## Task list
1 > Which fields does the text on perception and design guidelines below name as having rule sets for design?
2 > According to the text on perception and design guidelines below, how many rules did Christopher Alexander set out for urban environments?

## Text passage
The information processing approach is often contrasted with the distributed cognition approach. Its advantage is that it finds general mechanisms that are valid across many different contexts and situations. Its disadvantage is that it can have difficulty explaining the rich interactions between people and their environment.

In considering users as information processors, interfaces should take into account people's computational limitations on short term memory, learning and vision as well as the algorithms and representations that they use to process information and pursue goals.

(Adam)

Models of perception

The Ecological Approach to Perception

Gibsonianism, named after James J. Gibson and more commonly referred to as ecological psychology, is an epistemological direct realist theory of perception and action. It is often contrasted to information processing and cognitivist approaches which generally assume that perception is a constructive process operating on impoverished sense-data inputs (e.g. photoreceptor activity) to generate representations of the the world with added structure and meaning (e.g. a mental or neural "picture" of a chair), ecological psychology treats perception as direct, non-inferential, unmediated (by retinal images or mental representations) epistemic contact with behaviorally-relevant features of the environment (Warren, 2005). The possibilities for action that the environment offers a given animal are taken to be specified by the co-perception of self (e.g. proprioception) and information available in structured energy distributions (e.g. the optic array of light arriving at the eyes), and these possibilities for action constitute the affordances of the environment with respect that animal (Gibson, 1986).

The notion of affordances has proven to be a very useful concept in HCI, however, some of its original meaning has been lost in translation. For example, it is worth noting that the Gibson's definition of affordances emphasizes possibilities for action and not their relative likelihoods. For example, for most humans, laptop computer screens afford puncturing with Swiss Army knives, however, it is unlikely that a user will attempt to retrieve an electronic coupon by carving it out of their monitor. This example illustrates that interfaces often afford a class of actions that are undesirable from the perspective of both the designer and the user. Following Norman (1999), discovery of some affordances (e.g. that clicking the send button affords sending an email) may require that the user understand certain conventions (e.g. that moving the mouse pointer to an on-screen button and clicking the mouse will depress that on-screen button). Therefore, the role of the interface designer should be to make task-relevant affordances either apparent or else discoverable through exploration of the interface, or else employ some means of adaptively aiding the user in discovering the task-relevant affordances that the interface offers.

Design guidelines

A multitude of rule sets exist for the design of not only interface, but architecture, city planning, and software development. They can range in scale from one primary rule to as many Christopher Alexander's 253 rules for urban environments,[1] which he introduced with the concept design patterns in the 1970s. Study has likewise been conducted on the use of these rules:[2] guidelines are often only partially understood, indistinct to the developer, and "fraught" with potential usability problems given a real-world situation.

## Records provided
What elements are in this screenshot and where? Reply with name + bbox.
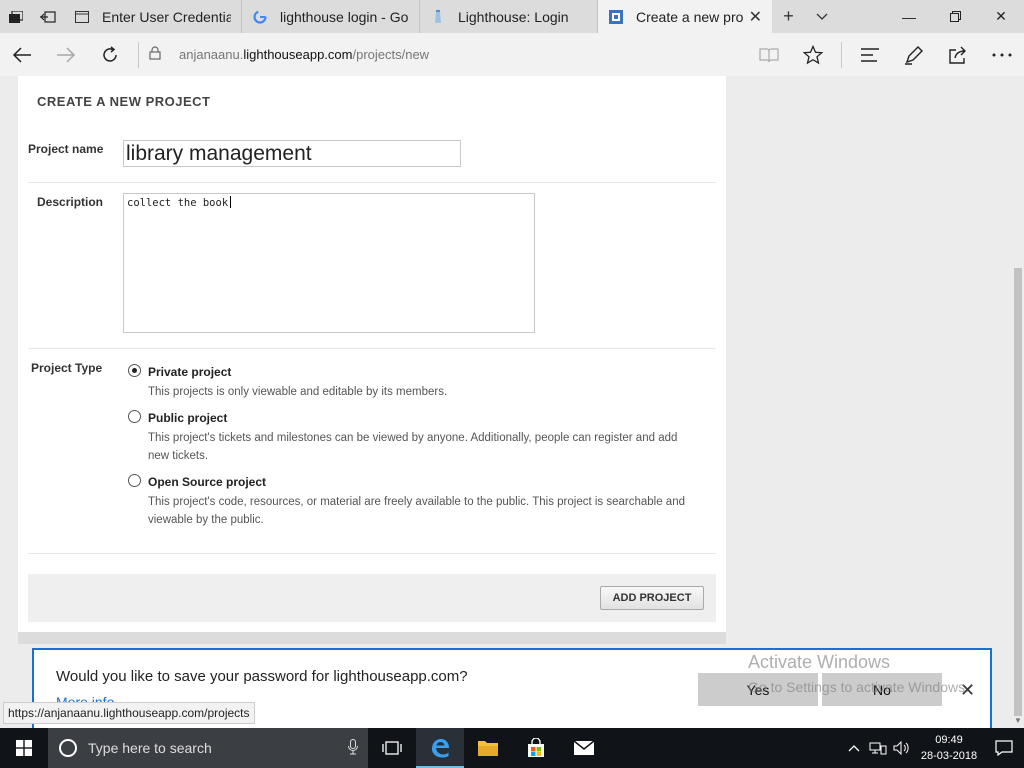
clock-time: 09:49 [935,734,963,746]
cortana-circle-icon [58,738,78,758]
url-path: /projects/new [352,47,430,62]
close-window-icon[interactable]: ✕ [978,0,1024,33]
tab-manager-icon[interactable] [0,0,32,33]
tab-label: Create a new projec [636,8,743,25]
set-tabs-aside-icon[interactable] [32,0,64,33]
favorite-star-icon[interactable] [791,33,835,76]
forward-icon[interactable] [44,33,88,76]
url-host: lighthouseapp.com [243,47,353,62]
close-tab-icon[interactable]: ✕ [743,7,762,27]
reading-view-icon[interactable] [747,33,791,76]
lock-icon [149,46,161,63]
tab-lighthouse-login[interactable]: Lighthouse: Login [420,0,598,33]
scrollbar-thumb[interactable] [1014,268,1022,716]
lighthouse-icon [430,9,446,25]
restore-icon[interactable] [932,0,978,33]
refresh-icon[interactable] [88,33,132,76]
status-bar-url: https://anjanaanu.lighthouseapp.com/proj… [3,702,255,724]
network-icon[interactable] [866,741,890,755]
tab-bar: Enter User Credentials lighthouse login … [0,0,1024,33]
project-name-label: Project name [28,142,104,156]
taskbar-search-box[interactable]: Type here to search [48,728,368,768]
option-title: Private project [148,365,232,379]
tab-create-new-project[interactable]: Create a new projec ✕ [598,0,772,33]
description-label: Description [37,195,104,209]
address-toolbar: anjanaanu. lighthouseapp.com/projects/new [0,33,1024,76]
web-note-pen-icon[interactable] [892,33,936,76]
minimize-icon[interactable]: — [886,0,932,33]
google-icon [252,9,268,25]
clock-date: 28-03-2018 [920,750,978,762]
no-button[interactable]: No [822,673,942,706]
divider [28,348,716,349]
lighthouse-app-icon [608,9,624,25]
divider [841,41,842,68]
store-icon[interactable] [512,728,560,768]
mail-icon[interactable] [560,728,608,768]
toolbar-actions [747,33,1024,76]
option-title: Public project [148,411,228,425]
task-view-icon[interactable] [368,728,416,768]
window-controls: — ✕ [886,0,1024,33]
url-subdomain: anjanaanu. [179,47,244,62]
taskbar-clock[interactable]: 09:49 28-03-2018 [914,732,984,764]
tab-label: Enter User Credentials [102,8,231,25]
windows-start-icon[interactable] [0,728,48,768]
share-icon[interactable] [936,33,980,76]
project-type-label: Project Type [31,361,103,375]
action-center-icon[interactable] [984,740,1024,756]
hub-icon[interactable] [848,33,892,76]
more-menu-icon[interactable] [980,33,1024,76]
description-text: collect the book [127,197,229,209]
save-password-question: Would you like to save your password for… [56,668,468,685]
tab-enter-user-credentials[interactable]: Enter User Credentials [64,0,242,33]
add-project-button[interactable]: ADD PROJECT [600,586,704,610]
divider [28,182,716,183]
open-source-project-radio[interactable] [128,474,141,487]
option-title: Open Source project [148,475,267,489]
page-icon [74,9,90,25]
option-description: This projects is only viewable and edita… [148,386,448,398]
search-placeholder: Type here to search [88,740,212,756]
page-viewport: CREATE A NEW PROJECT Project name librar… [0,76,1012,728]
panel-shadow [18,632,726,644]
new-tab-icon[interactable]: + [772,0,805,33]
back-icon[interactable] [0,33,44,76]
page-title: CREATE A NEW PROJECT [37,94,211,109]
volume-icon[interactable] [890,741,914,755]
tab-preview-chevron-icon[interactable] [805,0,838,33]
new-project-form: CREATE A NEW PROJECT Project name librar… [18,76,726,632]
tab-lighthouse-login-google[interactable]: lighthouse login - Goog [242,0,420,33]
system-tray: 09:49 28-03-2018 [842,728,1024,768]
text-caret [230,196,232,208]
scroll-down-arrow-icon[interactable]: ▼ [1013,716,1023,726]
file-explorer-icon[interactable] [464,728,512,768]
option-description: This project's code, resources, or mater… [148,496,685,526]
tab-label: lighthouse login - Goog [280,8,409,25]
taskbar: Type here to search 09:49 28-03-2018 [0,728,1024,768]
divider [138,41,139,68]
address-bar[interactable]: anjanaanu. lighthouseapp.com/projects/new [149,46,429,63]
option-description: This project's tickets and milestones ca… [148,432,678,462]
private-project-radio[interactable] [128,364,141,377]
divider [28,553,716,554]
yes-button[interactable]: Yes [698,673,818,706]
tab-label: Lighthouse: Login [458,8,569,25]
form-actions: ADD PROJECT [28,574,716,622]
description-textarea[interactable]: collect the book [123,193,535,333]
project-name-input[interactable]: library management [123,140,461,167]
close-prompt-icon[interactable]: ✕ [960,680,975,701]
show-hidden-icons-chevron-icon[interactable] [842,744,866,752]
edge-browser-icon[interactable] [416,728,464,768]
microphone-icon[interactable] [348,738,358,758]
public-project-radio[interactable] [128,410,141,423]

## Expected outputs
1 > Interface, architecture, city planning, and software development.

2 > 253 rules.